■ **WORK TO DO**:
All the data below goes into the copy word for word, but the pictures don't.

■ **TASK INPUTS**:
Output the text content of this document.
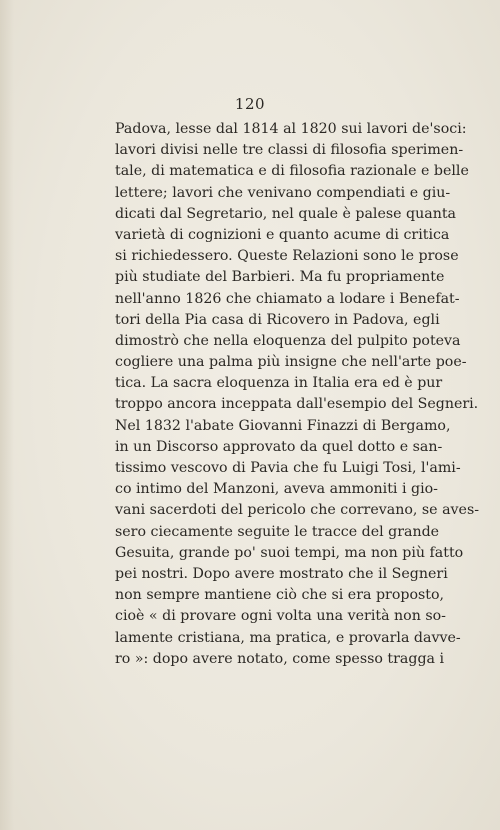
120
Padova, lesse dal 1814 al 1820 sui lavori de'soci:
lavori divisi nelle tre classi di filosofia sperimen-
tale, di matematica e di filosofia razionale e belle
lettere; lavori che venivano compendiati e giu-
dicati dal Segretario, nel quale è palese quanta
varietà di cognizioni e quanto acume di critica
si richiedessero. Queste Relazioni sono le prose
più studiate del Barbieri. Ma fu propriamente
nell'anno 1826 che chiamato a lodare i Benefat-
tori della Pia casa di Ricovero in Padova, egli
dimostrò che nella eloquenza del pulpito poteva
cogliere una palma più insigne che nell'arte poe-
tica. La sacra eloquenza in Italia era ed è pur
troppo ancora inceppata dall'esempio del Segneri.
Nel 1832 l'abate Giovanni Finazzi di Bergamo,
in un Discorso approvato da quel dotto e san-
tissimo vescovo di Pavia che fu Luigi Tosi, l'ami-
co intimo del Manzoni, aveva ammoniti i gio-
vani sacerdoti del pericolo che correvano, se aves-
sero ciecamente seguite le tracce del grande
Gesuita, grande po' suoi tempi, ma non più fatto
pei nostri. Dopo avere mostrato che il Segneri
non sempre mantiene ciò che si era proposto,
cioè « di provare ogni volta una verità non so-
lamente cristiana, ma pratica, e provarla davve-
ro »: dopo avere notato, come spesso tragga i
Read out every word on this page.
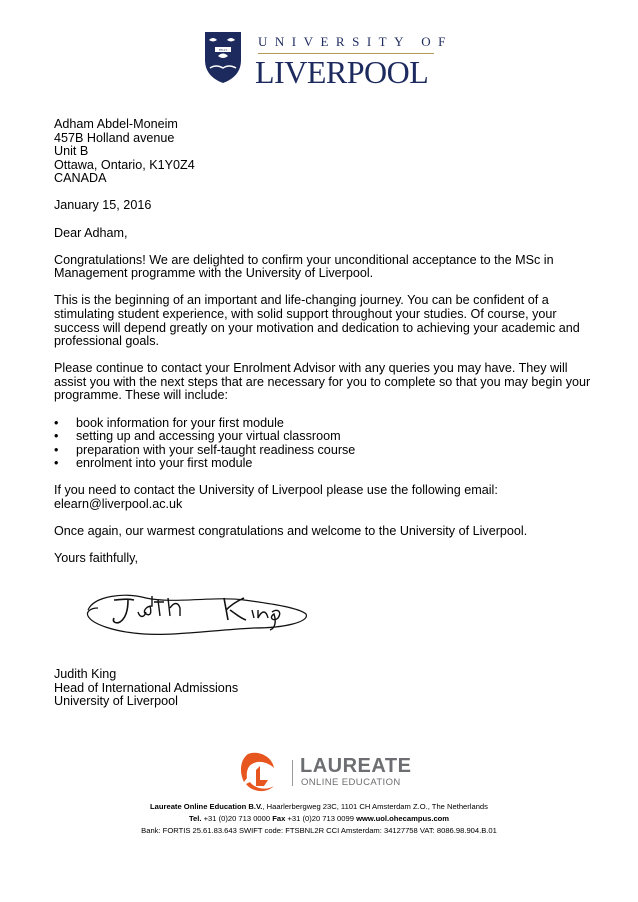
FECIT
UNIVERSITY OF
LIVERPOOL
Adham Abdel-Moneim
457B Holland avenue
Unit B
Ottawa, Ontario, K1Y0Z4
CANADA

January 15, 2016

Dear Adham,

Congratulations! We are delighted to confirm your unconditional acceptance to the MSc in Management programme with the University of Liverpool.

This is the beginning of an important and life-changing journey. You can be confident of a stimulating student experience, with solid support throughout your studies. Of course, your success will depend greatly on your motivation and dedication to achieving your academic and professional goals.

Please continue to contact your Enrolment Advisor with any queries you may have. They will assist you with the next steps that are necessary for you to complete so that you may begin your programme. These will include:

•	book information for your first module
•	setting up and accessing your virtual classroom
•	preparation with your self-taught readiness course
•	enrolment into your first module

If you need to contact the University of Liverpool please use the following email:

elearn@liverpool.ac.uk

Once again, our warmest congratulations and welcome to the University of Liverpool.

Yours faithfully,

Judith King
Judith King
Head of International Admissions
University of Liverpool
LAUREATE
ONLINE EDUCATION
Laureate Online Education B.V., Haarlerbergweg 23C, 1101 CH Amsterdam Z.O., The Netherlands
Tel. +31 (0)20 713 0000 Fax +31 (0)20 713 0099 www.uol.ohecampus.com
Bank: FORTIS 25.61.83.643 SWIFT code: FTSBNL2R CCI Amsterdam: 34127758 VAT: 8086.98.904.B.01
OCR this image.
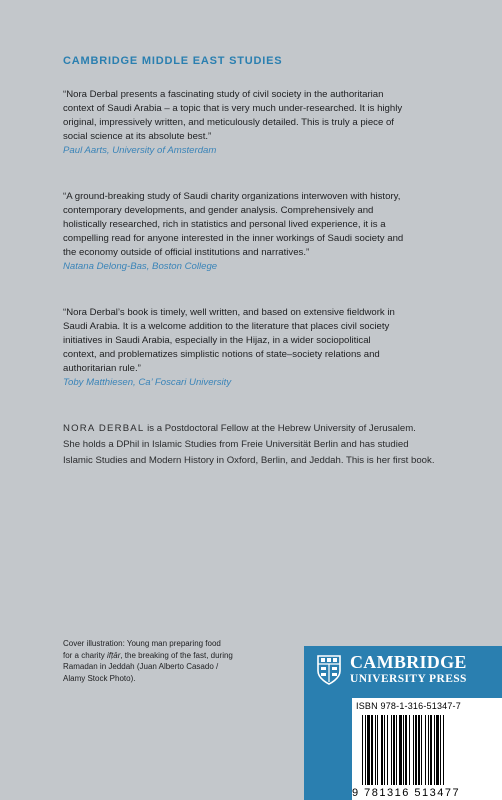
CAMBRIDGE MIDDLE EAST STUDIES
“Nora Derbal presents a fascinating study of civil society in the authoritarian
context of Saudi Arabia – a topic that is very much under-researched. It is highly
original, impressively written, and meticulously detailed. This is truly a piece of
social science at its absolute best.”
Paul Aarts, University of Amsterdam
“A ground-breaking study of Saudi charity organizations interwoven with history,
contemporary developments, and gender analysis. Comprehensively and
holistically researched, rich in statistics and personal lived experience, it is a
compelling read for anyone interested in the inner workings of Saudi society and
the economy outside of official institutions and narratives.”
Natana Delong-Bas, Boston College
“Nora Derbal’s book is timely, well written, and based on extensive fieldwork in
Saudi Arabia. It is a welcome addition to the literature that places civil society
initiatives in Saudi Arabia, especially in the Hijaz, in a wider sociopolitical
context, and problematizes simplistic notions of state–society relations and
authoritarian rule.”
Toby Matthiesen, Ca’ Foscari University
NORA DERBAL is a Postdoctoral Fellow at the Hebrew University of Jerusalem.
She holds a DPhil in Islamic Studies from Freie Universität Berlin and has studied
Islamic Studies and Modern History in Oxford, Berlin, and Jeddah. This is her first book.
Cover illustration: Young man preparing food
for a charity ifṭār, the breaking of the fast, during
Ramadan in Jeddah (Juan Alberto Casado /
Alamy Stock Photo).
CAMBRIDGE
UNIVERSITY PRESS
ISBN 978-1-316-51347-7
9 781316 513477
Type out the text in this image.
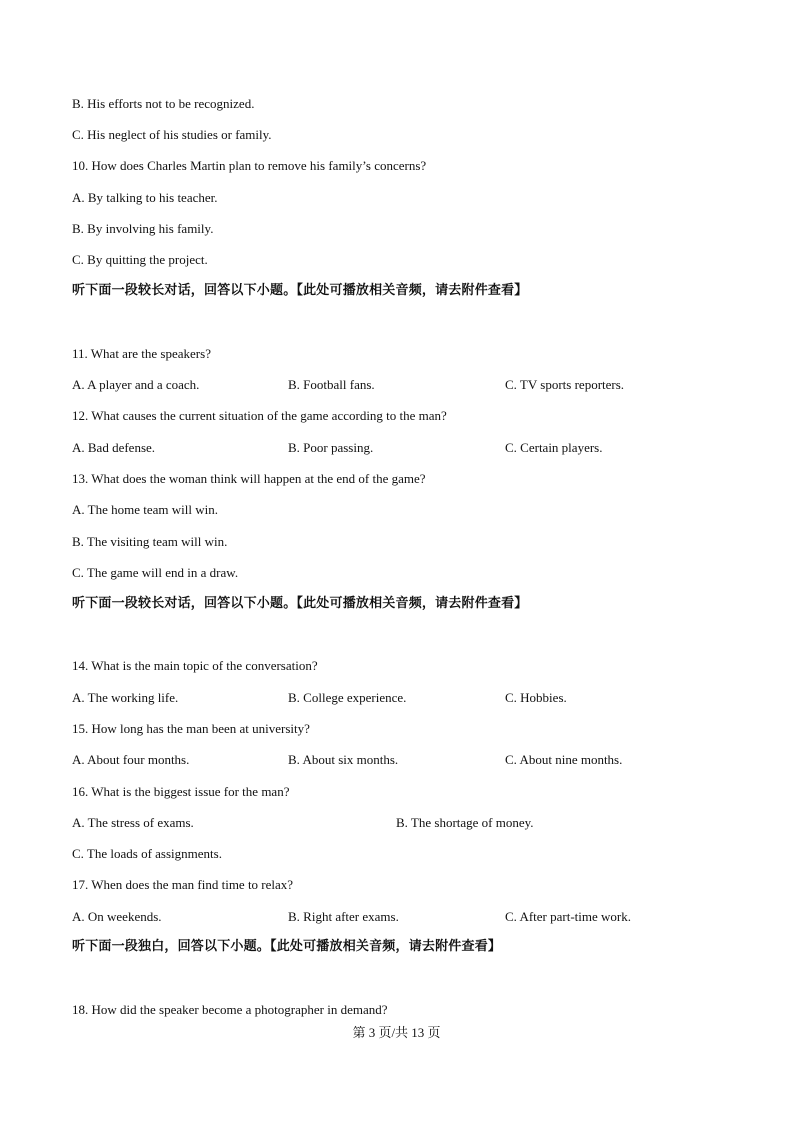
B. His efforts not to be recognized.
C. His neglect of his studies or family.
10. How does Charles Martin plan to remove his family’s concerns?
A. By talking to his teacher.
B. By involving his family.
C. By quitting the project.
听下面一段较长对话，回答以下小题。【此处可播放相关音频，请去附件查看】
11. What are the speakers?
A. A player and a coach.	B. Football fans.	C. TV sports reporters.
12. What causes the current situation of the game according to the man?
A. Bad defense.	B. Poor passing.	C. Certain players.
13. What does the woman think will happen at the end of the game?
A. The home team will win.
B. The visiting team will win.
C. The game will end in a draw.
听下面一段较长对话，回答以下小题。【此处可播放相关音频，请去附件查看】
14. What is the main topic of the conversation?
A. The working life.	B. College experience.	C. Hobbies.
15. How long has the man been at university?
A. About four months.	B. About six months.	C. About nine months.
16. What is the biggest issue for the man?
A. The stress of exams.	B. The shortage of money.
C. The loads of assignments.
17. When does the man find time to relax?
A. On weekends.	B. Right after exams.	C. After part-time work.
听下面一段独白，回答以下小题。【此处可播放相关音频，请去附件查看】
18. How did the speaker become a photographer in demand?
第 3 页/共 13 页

■ **RESULT**:
Output the text content of this document.
120
Padova, lesse dal 1814 al 1820 sui lavori de'soci:
lavori divisi nelle tre classi di filosofia sperimen-
tale, di matematica e di filosofia razionale e belle
lettere; lavori che venivano compendiati e giu-
dicati dal Segretario, nel quale è palese quanta
varietà di cognizioni e quanto acume di critica
si richiedessero. Queste Relazioni sono le prose
più studiate del Barbieri. Ma fu propriamente
nell'anno 1826 che chiamato a lodare i Benefat-
tori della Pia casa di Ricovero in Padova, egli
dimostrò che nella eloquenza del pulpito poteva
cogliere una palma più insigne che nell'arte poe-
tica. La sacra eloquenza in Italia era ed è pur
troppo ancora inceppata dall'esempio del Segneri.
Nel 1832 l'abate Giovanni Finazzi di Bergamo,
in un Discorso approvato da quel dotto e san-
tissimo vescovo di Pavia che fu Luigi Tosi, l'ami-
co intimo del Manzoni, aveva ammoniti i gio-
vani sacerdoti del pericolo che correvano, se aves-
sero ciecamente seguite le tracce del grande
Gesuita, grande po' suoi tempi, ma non più fatto
pei nostri. Dopo avere mostrato che il Segneri
non sempre mantiene ciò che si era proposto,
cioè « di provare ogni volta una verità non so-
lamente cristiana, ma pratica, e provarla davve-
ro »: dopo avere notato, come spesso tragga i
Read out every word on this page.
FECIT
UNIVERSITY OF
LIVERPOOL
Adham Abdel-Moneim
457B Holland avenue
Unit B
Ottawa, Ontario, K1Y0Z4
CANADA

January 15, 2016

Dear Adham,

Congratulations! We are delighted to confirm your unconditional acceptance to the MSc in Management programme with the University of Liverpool.

This is the beginning of an important and life-changing journey. You can be confident of a stimulating student experience, with solid support throughout your studies. Of course, your success will depend greatly on your motivation and dedication to achieving your academic and professional goals.

Please continue to contact your Enrolment Advisor with any queries you may have. They will assist you with the next steps that are necessary for you to complete so that you may begin your programme. These will include:

•	book information for your first module
•	setting up and accessing your virtual classroom
•	preparation with your self-taught readiness course
•	enrolment into your first module

If you need to contact the University of Liverpool please use the following email:

elearn@liverpool.ac.uk

Once again, our warmest congratulations and welcome to the University of Liverpool.

Yours faithfully,

Judith King
Judith King
Head of International Admissions
University of Liverpool
LAUREATE
ONLINE EDUCATION
Laureate Online Education B.V., Haarlerbergweg 23C, 1101 CH Amsterdam Z.O., The Netherlands
Tel. +31 (0)20 713 0000 Fax +31 (0)20 713 0099 www.uol.ohecampus.com
Bank: FORTIS 25.61.83.643 SWIFT code: FTSBNL2R CCI Amsterdam: 34127758 VAT: 8086.98.904.B.01
OCR this image.
CAMBRIDGE MIDDLE EAST STUDIES
“Nora Derbal presents a fascinating study of civil society in the authoritarian
context of Saudi Arabia – a topic that is very much under-researched. It is highly
original, impressively written, and meticulously detailed. This is truly a piece of
social science at its absolute best.”
Paul Aarts, University of Amsterdam
“A ground-breaking study of Saudi charity organizations interwoven with history,
contemporary developments, and gender analysis. Comprehensively and
holistically researched, rich in statistics and personal lived experience, it is a
compelling read for anyone interested in the inner workings of Saudi society and
the economy outside of official institutions and narratives.”
Natana Delong-Bas, Boston College
“Nora Derbal’s book is timely, well written, and based on extensive fieldwork in
Saudi Arabia. It is a welcome addition to the literature that places civil society
initiatives in Saudi Arabia, especially in the Hijaz, in a wider sociopolitical
context, and problematizes simplistic notions of state–society relations and
authoritarian rule.”
Toby Matthiesen, Ca’ Foscari University
NORA DERBAL is a Postdoctoral Fellow at the Hebrew University of Jerusalem.
She holds a DPhil in Islamic Studies from Freie Universität Berlin and has studied
Islamic Studies and Modern History in Oxford, Berlin, and Jeddah. This is her first book.
Cover illustration: Young man preparing food
for a charity ifṭār, the breaking of the fast, during
Ramadan in Jeddah (Juan Alberto Casado /
Alamy Stock Photo).
CAMBRIDGE
UNIVERSITY PRESS
ISBN 978-1-316-51347-7
9 781316 513477
Type out the text in this image.
B. His efforts not to be recognized.
C. His neglect of his studies or family.
10. How does Charles Martin plan to remove his family’s concerns?
A. By talking to his teacher.
B. By involving his family.
C. By quitting the project.
听下面一段较长对话，回答以下小题。【此处可播放相关音频，请去附件查看】
11. What are the speakers?
A. A player and a coach.	B. Football fans.	C. TV sports reporters.
12. What causes the current situation of the game according to the man?
A. Bad defense.	B. Poor passing.	C. Certain players.
13. What does the woman think will happen at the end of the game?
A. The home team will win.
B. The visiting team will win.
C. The game will end in a draw.
听下面一段较长对话，回答以下小题。【此处可播放相关音频，请去附件查看】
14. What is the main topic of the conversation?
A. The working life.	B. College experience.	C. Hobbies.
15. How long has the man been at university?
A. About four months.	B. About six months.	C. About nine months.
16. What is the biggest issue for the man?
A. The stress of exams.	B. The shortage of money.
C. The loads of assignments.
17. When does the man find time to relax?
A. On weekends.	B. Right after exams.	C. After part-time work.
听下面一段独白，回答以下小题。【此处可播放相关音频，请去附件查看】
18. How did the speaker become a photographer in demand?
第 3 页/共 13 页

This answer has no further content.